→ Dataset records
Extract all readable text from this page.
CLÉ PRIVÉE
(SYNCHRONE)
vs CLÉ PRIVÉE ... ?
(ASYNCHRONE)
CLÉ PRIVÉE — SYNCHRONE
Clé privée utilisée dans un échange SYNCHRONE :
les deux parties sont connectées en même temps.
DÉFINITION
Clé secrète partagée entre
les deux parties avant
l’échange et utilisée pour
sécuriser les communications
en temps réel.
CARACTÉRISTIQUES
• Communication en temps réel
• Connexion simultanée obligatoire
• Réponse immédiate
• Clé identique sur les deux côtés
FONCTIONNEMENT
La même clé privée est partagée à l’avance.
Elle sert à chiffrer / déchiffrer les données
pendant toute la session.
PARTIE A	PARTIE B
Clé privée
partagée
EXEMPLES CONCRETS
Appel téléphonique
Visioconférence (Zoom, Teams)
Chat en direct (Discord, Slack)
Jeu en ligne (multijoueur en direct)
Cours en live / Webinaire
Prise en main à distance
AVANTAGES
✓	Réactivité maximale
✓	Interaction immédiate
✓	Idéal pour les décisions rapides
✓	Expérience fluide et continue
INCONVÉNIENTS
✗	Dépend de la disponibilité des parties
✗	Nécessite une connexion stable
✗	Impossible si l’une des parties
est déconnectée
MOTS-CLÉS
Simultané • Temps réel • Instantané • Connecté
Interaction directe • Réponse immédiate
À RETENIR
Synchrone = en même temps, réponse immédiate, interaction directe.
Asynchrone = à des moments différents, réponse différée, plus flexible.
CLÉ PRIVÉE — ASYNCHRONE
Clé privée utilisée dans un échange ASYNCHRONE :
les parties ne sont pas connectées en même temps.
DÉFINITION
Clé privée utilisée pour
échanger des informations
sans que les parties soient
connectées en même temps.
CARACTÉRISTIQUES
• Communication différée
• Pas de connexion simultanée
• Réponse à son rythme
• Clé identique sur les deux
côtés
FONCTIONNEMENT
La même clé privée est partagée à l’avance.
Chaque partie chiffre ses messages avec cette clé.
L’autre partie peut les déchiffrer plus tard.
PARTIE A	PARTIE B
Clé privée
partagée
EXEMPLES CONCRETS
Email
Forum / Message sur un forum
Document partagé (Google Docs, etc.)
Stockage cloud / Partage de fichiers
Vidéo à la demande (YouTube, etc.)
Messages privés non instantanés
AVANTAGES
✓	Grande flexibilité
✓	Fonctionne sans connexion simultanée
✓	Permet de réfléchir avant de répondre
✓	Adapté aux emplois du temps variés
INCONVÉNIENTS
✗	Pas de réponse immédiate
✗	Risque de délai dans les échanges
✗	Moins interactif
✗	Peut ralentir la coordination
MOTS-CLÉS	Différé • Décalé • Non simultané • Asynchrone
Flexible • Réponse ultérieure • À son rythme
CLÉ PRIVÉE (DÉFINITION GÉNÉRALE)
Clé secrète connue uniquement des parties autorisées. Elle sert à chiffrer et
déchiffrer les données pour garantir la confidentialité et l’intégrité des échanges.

→ EXERCISE DETAILS
Using the data above, return each line exactly as written.

→ THE SOLUTION
Extract all readable text from this page.
CLÉ PRIVÉE
(SYNCHRONE)
vs CLÉ PRIVÉE ... ?
(ASYNCHRONE)
CLÉ PRIVÉE — SYNCHRONE
Clé privée utilisée dans un échange SYNCHRONE :
les deux parties sont connectées en même temps.
DÉFINITION
Clé secrète partagée entre
les deux parties avant
l’échange et utilisée pour
sécuriser les communications
en temps réel.
CARACTÉRISTIQUES
• Communication en temps réel
• Connexion simultanée obligatoire
• Réponse immédiate
• Clé identique sur les deux côtés
FONCTIONNEMENT
La même clé privée est partagée à l’avance.
Elle sert à chiffrer / déchiffrer les données
pendant toute la session.
PARTIE A	PARTIE B
Clé privée
partagée
EXEMPLES CONCRETS
Appel téléphonique
Visioconférence (Zoom, Teams)
Chat en direct (Discord, Slack)
Jeu en ligne (multijoueur en direct)
Cours en live / Webinaire
Prise en main à distance
AVANTAGES
✓	Réactivité maximale
✓	Interaction immédiate
✓	Idéal pour les décisions rapides
✓	Expérience fluide et continue
INCONVÉNIENTS
✗	Dépend de la disponibilité des parties
✗	Nécessite une connexion stable
✗	Impossible si l’une des parties
est déconnectée
MOTS-CLÉS
Simultané • Temps réel • Instantané • Connecté
Interaction directe • Réponse immédiate
À RETENIR
Synchrone = en même temps, réponse immédiate, interaction directe.
Asynchrone = à des moments différents, réponse différée, plus flexible.
CLÉ PRIVÉE — ASYNCHRONE
Clé privée utilisée dans un échange ASYNCHRONE :
les parties ne sont pas connectées en même temps.
DÉFINITION
Clé privée utilisée pour
échanger des informations
sans que les parties soient
connectées en même temps.
CARACTÉRISTIQUES
• Communication différée
• Pas de connexion simultanée
• Réponse à son rythme
• Clé identique sur les deux
côtés
FONCTIONNEMENT
La même clé privée est partagée à l’avance.
Chaque partie chiffre ses messages avec cette clé.
L’autre partie peut les déchiffrer plus tard.
PARTIE A	PARTIE B
Clé privée
partagée
EXEMPLES CONCRETS
Email
Forum / Message sur un forum
Document partagé (Google Docs, etc.)
Stockage cloud / Partage de fichiers
Vidéo à la demande (YouTube, etc.)
Messages privés non instantanés
AVANTAGES
✓	Grande flexibilité
✓	Fonctionne sans connexion simultanée
✓	Permet de réfléchir avant de répondre
✓	Adapté aux emplois du temps variés
INCONVÉNIENTS
✗	Pas de réponse immédiate
✗	Risque de délai dans les échanges
✗	Moins interactif
✗	Peut ralentir la coordination
MOTS-CLÉS	Différé • Décalé • Non simultané • Asynchrone
Flexible • Réponse ultérieure • À son rythme
CLÉ PRIVÉE (DÉFINITION GÉNÉRALE)
Clé secrète connue uniquement des parties autorisées. Elle sert à chiffrer et
déchiffrer les données pour garantir la confidentialité et l’intégrité des échanges.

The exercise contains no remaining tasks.